Find each line with "latitude" and copy it.

>> start Record list

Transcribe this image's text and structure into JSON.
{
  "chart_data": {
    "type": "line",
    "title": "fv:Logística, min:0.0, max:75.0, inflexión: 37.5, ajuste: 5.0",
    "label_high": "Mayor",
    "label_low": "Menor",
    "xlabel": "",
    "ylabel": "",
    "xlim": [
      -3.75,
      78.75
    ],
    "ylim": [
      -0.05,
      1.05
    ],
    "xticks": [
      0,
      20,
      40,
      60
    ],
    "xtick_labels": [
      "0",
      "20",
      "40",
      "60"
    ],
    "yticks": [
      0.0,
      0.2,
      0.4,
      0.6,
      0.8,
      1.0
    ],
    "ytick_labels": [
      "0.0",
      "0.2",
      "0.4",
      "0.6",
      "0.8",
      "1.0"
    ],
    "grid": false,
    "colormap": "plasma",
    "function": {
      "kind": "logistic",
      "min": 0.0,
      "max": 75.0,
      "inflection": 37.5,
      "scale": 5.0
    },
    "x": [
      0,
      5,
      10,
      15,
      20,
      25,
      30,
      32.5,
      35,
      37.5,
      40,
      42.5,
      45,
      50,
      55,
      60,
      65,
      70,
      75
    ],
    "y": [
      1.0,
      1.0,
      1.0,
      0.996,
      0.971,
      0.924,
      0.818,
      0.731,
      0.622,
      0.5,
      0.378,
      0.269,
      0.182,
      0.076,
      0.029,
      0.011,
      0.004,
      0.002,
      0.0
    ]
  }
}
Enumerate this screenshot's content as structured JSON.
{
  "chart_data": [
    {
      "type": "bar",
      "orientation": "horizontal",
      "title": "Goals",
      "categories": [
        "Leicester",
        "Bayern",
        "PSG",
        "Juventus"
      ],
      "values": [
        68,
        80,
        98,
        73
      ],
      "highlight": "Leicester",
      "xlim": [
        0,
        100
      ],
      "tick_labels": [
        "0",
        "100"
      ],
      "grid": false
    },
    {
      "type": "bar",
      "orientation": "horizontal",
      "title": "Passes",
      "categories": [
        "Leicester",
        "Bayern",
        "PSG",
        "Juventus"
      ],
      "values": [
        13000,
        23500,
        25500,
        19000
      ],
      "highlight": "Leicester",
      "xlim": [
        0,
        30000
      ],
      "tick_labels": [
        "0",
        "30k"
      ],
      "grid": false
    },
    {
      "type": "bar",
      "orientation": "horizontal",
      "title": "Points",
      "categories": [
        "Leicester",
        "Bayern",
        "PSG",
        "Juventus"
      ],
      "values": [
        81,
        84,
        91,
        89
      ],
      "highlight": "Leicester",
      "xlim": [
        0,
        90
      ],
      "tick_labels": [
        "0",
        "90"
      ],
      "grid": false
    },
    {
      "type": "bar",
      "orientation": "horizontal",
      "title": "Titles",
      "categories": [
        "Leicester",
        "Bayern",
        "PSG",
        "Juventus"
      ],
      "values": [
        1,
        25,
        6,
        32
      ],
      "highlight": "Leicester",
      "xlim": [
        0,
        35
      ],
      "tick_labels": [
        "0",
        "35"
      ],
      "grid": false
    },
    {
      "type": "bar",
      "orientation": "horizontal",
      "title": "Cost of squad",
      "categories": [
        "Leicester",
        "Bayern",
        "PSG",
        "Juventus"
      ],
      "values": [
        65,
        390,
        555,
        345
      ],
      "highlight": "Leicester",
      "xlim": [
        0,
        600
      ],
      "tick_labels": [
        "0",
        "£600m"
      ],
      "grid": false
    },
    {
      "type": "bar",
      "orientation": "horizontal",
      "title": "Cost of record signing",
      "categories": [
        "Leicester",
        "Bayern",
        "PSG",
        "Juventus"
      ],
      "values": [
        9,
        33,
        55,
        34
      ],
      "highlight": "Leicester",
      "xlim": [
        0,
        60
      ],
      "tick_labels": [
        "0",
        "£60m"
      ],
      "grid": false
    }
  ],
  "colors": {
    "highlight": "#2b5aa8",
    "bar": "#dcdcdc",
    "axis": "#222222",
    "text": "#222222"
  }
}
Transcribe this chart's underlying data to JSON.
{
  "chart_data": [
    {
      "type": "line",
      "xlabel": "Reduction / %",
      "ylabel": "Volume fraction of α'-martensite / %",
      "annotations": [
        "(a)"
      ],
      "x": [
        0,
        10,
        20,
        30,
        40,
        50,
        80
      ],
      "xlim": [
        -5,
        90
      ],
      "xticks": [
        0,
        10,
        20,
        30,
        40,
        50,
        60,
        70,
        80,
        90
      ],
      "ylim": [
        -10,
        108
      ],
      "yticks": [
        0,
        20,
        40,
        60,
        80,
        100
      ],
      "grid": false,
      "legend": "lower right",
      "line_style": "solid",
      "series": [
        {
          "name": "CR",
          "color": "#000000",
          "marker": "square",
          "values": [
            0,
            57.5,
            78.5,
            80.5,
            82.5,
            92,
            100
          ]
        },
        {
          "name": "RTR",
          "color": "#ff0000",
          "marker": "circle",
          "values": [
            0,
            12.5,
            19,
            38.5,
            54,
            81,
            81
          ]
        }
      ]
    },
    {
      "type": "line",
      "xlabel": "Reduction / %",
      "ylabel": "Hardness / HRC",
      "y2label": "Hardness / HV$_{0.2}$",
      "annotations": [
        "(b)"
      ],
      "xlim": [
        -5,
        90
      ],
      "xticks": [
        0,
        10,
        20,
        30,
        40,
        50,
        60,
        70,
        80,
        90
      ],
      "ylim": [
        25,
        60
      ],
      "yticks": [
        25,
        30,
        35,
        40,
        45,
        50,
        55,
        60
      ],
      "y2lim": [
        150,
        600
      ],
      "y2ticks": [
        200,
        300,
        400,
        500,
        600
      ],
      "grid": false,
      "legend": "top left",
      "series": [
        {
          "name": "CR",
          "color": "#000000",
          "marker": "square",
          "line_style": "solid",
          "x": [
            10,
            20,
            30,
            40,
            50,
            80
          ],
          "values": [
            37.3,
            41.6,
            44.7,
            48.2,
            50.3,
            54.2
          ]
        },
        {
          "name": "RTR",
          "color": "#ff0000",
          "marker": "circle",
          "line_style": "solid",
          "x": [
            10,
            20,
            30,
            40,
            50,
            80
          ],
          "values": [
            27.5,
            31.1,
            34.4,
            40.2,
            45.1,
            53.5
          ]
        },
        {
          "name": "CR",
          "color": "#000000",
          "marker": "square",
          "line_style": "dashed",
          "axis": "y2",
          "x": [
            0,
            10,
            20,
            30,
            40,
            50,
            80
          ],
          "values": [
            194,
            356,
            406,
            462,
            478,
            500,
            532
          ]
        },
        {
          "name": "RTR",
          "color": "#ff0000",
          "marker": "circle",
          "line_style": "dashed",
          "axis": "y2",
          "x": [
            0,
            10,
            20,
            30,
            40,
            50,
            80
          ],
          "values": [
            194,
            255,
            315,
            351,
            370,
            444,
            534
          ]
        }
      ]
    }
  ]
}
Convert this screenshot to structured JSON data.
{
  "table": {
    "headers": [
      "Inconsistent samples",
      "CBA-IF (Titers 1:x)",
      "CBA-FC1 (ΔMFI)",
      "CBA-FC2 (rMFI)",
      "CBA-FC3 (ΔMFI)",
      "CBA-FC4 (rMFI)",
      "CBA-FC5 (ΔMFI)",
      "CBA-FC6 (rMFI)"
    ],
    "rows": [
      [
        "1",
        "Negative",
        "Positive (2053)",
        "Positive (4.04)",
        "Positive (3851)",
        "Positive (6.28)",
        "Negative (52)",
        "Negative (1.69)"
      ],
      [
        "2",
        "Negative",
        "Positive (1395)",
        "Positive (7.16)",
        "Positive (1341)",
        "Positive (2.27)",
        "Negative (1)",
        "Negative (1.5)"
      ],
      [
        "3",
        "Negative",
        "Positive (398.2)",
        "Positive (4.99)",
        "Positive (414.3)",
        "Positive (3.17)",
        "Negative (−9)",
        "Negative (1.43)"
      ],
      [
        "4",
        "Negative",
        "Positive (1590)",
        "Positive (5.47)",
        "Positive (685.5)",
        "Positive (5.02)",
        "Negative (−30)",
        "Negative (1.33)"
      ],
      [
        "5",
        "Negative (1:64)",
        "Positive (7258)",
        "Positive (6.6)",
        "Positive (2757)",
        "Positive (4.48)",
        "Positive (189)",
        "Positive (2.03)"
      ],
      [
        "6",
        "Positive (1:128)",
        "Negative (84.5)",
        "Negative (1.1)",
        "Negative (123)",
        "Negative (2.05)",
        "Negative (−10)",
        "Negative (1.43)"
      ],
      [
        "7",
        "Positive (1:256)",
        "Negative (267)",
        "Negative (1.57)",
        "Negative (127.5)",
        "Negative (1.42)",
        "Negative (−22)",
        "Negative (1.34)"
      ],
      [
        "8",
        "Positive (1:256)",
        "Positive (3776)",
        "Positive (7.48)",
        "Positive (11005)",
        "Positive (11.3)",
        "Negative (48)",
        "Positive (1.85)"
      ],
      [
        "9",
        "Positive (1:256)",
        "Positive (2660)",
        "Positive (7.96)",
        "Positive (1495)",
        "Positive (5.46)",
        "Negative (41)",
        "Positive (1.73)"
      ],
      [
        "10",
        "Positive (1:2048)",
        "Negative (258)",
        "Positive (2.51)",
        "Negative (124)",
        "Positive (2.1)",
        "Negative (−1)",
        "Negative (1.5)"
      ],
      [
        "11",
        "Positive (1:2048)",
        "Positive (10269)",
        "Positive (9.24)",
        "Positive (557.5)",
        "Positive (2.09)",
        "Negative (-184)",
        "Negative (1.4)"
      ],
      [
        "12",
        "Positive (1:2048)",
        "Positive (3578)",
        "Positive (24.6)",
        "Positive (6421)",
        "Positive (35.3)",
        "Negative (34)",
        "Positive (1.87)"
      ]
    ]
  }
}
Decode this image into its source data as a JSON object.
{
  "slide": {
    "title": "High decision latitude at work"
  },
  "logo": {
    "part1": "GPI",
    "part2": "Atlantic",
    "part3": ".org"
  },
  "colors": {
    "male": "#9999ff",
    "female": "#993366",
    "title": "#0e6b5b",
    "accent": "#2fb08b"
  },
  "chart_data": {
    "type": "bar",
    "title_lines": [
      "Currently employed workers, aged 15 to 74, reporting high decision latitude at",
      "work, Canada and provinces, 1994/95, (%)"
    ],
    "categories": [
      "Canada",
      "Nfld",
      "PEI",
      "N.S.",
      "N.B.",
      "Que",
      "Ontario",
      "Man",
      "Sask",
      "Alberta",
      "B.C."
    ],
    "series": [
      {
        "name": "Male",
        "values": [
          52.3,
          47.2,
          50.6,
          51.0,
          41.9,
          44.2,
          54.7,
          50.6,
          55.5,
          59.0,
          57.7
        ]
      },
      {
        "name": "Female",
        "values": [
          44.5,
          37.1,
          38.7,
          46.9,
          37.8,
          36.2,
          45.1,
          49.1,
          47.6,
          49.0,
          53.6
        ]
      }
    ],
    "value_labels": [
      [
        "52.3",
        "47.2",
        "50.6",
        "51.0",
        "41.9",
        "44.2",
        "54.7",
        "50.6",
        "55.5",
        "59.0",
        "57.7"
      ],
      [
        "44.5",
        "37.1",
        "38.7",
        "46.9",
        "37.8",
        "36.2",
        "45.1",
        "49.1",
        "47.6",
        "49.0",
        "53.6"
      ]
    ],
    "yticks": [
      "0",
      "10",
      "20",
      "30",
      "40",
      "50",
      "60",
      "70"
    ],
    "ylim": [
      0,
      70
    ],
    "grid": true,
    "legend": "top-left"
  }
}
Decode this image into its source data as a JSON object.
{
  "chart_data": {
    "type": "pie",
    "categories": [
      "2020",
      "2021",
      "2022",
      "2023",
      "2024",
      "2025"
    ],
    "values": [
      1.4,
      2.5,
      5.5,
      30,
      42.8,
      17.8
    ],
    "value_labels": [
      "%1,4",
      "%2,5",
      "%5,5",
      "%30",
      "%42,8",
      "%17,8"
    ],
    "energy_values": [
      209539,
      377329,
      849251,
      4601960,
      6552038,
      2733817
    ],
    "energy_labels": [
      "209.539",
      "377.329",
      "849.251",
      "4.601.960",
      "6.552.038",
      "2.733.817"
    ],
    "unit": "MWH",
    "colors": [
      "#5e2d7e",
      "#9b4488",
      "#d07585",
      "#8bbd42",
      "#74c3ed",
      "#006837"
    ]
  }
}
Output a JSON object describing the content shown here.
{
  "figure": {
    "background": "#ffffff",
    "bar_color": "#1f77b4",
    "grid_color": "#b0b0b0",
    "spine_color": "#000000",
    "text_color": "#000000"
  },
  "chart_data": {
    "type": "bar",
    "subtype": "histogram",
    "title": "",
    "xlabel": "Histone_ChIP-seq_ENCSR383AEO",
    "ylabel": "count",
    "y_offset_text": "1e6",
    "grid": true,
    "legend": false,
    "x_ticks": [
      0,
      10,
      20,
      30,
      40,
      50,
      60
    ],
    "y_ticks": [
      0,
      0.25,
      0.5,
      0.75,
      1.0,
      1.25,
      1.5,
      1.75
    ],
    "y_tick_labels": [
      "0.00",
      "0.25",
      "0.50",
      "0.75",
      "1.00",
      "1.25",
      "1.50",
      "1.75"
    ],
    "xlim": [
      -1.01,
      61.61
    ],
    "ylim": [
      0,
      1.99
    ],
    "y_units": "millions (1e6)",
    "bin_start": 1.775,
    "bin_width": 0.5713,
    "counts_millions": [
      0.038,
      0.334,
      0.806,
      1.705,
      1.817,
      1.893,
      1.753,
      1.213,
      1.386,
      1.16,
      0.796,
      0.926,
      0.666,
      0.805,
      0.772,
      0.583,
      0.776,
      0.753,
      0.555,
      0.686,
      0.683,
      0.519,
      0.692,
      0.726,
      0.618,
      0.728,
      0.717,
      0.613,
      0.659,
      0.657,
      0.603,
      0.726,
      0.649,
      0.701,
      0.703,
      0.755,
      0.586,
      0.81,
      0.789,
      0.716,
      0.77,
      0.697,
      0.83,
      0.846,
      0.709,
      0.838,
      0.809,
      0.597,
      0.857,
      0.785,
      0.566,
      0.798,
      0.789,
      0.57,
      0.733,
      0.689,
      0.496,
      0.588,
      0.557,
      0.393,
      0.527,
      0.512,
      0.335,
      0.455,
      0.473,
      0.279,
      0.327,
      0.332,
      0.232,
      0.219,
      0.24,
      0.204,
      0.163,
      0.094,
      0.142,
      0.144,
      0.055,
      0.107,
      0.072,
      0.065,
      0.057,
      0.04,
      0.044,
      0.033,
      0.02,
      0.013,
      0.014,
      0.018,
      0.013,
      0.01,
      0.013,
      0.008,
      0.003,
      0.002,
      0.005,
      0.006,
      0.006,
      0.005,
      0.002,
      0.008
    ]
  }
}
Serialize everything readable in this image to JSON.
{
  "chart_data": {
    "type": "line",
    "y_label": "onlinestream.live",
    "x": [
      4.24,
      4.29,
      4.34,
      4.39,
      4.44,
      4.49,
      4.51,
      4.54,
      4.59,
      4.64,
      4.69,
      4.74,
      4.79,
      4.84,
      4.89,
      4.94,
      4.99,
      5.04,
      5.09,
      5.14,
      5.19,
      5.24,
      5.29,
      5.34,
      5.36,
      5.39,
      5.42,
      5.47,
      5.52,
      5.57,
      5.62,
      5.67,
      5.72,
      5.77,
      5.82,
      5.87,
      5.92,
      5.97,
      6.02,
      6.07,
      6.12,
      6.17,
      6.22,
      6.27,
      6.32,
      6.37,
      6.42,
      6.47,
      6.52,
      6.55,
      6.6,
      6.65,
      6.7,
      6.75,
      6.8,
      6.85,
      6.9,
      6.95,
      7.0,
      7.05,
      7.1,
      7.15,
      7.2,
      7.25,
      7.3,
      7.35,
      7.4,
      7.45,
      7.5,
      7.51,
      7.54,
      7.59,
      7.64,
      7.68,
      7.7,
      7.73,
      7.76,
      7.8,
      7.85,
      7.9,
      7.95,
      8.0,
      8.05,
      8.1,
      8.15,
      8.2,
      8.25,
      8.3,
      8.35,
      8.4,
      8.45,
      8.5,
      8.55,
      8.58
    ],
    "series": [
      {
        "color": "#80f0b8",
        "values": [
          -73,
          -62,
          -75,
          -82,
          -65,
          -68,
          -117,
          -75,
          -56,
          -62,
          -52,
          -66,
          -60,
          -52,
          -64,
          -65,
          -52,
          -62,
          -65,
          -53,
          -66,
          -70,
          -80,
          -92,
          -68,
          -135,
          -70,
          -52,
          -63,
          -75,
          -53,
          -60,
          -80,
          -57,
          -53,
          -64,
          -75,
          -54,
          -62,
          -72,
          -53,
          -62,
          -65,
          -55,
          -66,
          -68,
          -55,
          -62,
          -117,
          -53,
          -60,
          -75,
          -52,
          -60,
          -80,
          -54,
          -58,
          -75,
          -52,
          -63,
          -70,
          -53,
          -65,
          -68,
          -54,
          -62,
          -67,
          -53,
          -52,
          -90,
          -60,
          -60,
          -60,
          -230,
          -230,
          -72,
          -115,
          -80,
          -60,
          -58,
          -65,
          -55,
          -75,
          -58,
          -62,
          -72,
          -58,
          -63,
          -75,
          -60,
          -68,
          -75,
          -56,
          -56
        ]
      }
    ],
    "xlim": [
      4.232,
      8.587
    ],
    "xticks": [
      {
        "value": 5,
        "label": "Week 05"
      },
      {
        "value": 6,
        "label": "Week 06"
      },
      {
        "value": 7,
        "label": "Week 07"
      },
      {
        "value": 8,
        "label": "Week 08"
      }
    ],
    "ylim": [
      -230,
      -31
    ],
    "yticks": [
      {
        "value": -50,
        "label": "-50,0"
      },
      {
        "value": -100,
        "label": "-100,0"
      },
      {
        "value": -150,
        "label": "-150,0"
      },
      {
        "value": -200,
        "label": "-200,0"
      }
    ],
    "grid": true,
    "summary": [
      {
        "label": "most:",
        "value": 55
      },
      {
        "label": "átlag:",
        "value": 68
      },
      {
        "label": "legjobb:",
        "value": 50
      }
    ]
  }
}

>> end Record list

Response to the exercise:
    "title": "High decision latitude at work"
      "Currently employed workers, aged 15 to 74, reporting high decision latitude at",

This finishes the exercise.